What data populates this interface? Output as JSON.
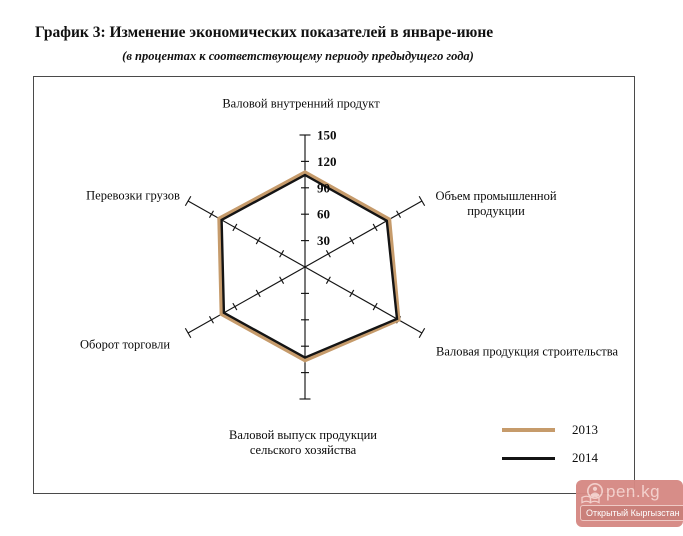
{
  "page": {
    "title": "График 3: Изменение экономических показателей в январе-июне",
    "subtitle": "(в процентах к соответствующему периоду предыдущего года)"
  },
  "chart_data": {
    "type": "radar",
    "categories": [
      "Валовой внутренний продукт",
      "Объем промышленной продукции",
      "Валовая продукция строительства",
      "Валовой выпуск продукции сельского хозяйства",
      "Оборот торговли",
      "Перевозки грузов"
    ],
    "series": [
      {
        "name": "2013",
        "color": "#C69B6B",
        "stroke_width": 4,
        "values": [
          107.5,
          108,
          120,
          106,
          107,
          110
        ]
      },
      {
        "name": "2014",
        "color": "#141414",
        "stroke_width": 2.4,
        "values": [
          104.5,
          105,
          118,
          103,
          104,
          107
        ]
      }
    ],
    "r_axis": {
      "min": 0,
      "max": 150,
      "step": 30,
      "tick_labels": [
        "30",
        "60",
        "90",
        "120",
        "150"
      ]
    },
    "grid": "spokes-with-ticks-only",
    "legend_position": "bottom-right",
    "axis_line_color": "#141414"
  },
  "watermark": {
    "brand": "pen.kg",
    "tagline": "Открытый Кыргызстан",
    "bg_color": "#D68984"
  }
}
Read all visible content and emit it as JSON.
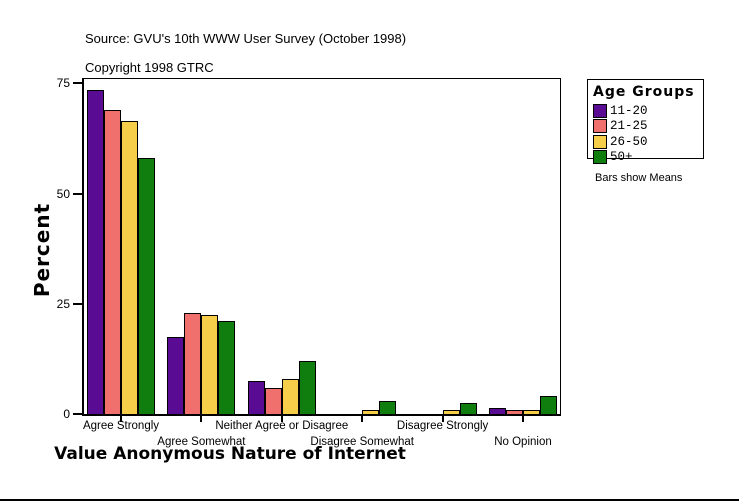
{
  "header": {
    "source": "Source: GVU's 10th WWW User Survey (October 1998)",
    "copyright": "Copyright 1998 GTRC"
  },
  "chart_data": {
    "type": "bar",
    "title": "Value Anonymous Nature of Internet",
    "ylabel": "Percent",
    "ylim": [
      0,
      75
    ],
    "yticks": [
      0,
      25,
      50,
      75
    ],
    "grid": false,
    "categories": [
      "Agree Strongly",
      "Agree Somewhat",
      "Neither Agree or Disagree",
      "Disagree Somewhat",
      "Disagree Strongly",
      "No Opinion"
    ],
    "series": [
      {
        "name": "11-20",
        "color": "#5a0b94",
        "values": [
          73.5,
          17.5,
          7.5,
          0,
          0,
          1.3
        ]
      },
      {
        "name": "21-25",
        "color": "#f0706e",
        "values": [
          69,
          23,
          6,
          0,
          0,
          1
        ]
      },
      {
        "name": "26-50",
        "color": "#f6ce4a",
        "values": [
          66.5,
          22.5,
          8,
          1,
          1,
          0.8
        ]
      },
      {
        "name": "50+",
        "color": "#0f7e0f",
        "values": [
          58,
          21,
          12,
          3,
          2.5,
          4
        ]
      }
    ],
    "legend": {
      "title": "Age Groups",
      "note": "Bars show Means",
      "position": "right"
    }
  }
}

+---+

* **EXERCISE**
Write out the entries above word for word. Do not include the pictures.

* **PROBLEM SOLUTION**
What data populates this interface? Output as JSON.
{
  "page": {
    "title": "График 3: Изменение экономических показателей в январе-июне",
    "subtitle": "(в процентах к соответствующему периоду предыдущего года)"
  },
  "chart_data": {
    "type": "radar",
    "categories": [
      "Валовой внутренний продукт",
      "Объем промышленной продукции",
      "Валовая продукция строительства",
      "Валовой выпуск продукции сельского хозяйства",
      "Оборот торговли",
      "Перевозки грузов"
    ],
    "series": [
      {
        "name": "2013",
        "color": "#C69B6B",
        "stroke_width": 4,
        "values": [
          107.5,
          108,
          120,
          106,
          107,
          110
        ]
      },
      {
        "name": "2014",
        "color": "#141414",
        "stroke_width": 2.4,
        "values": [
          104.5,
          105,
          118,
          103,
          104,
          107
        ]
      }
    ],
    "r_axis": {
      "min": 0,
      "max": 150,
      "step": 30,
      "tick_labels": [
        "30",
        "60",
        "90",
        "120",
        "150"
      ]
    },
    "grid": "spokes-with-ticks-only",
    "legend_position": "bottom-right",
    "axis_line_color": "#141414"
  },
  "watermark": {
    "brand": "pen.kg",
    "tagline": "Открытый Кыргызстан",
    "bg_color": "#D68984"
  }
}
Read all visible content and emit it as JSON.
{
  "header": {
    "source": "Source: GVU's 10th WWW User Survey (October 1998)",
    "copyright": "Copyright 1998 GTRC"
  },
  "chart_data": {
    "type": "bar",
    "title": "Value Anonymous Nature of Internet",
    "ylabel": "Percent",
    "ylim": [
      0,
      75
    ],
    "yticks": [
      0,
      25,
      50,
      75
    ],
    "grid": false,
    "categories": [
      "Agree Strongly",
      "Agree Somewhat",
      "Neither Agree or Disagree",
      "Disagree Somewhat",
      "Disagree Strongly",
      "No Opinion"
    ],
    "series": [
      {
        "name": "11-20",
        "color": "#5a0b94",
        "values": [
          73.5,
          17.5,
          7.5,
          0,
          0,
          1.3
        ]
      },
      {
        "name": "21-25",
        "color": "#f0706e",
        "values": [
          69,
          23,
          6,
          0,
          0,
          1
        ]
      },
      {
        "name": "26-50",
        "color": "#f6ce4a",
        "values": [
          66.5,
          22.5,
          8,
          1,
          1,
          0.8
        ]
      },
      {
        "name": "50+",
        "color": "#0f7e0f",
        "values": [
          58,
          21,
          12,
          3,
          2.5,
          4
        ]
      }
    ],
    "legend": {
      "title": "Age Groups",
      "note": "Bars show Means",
      "position": "right"
    }
  }
}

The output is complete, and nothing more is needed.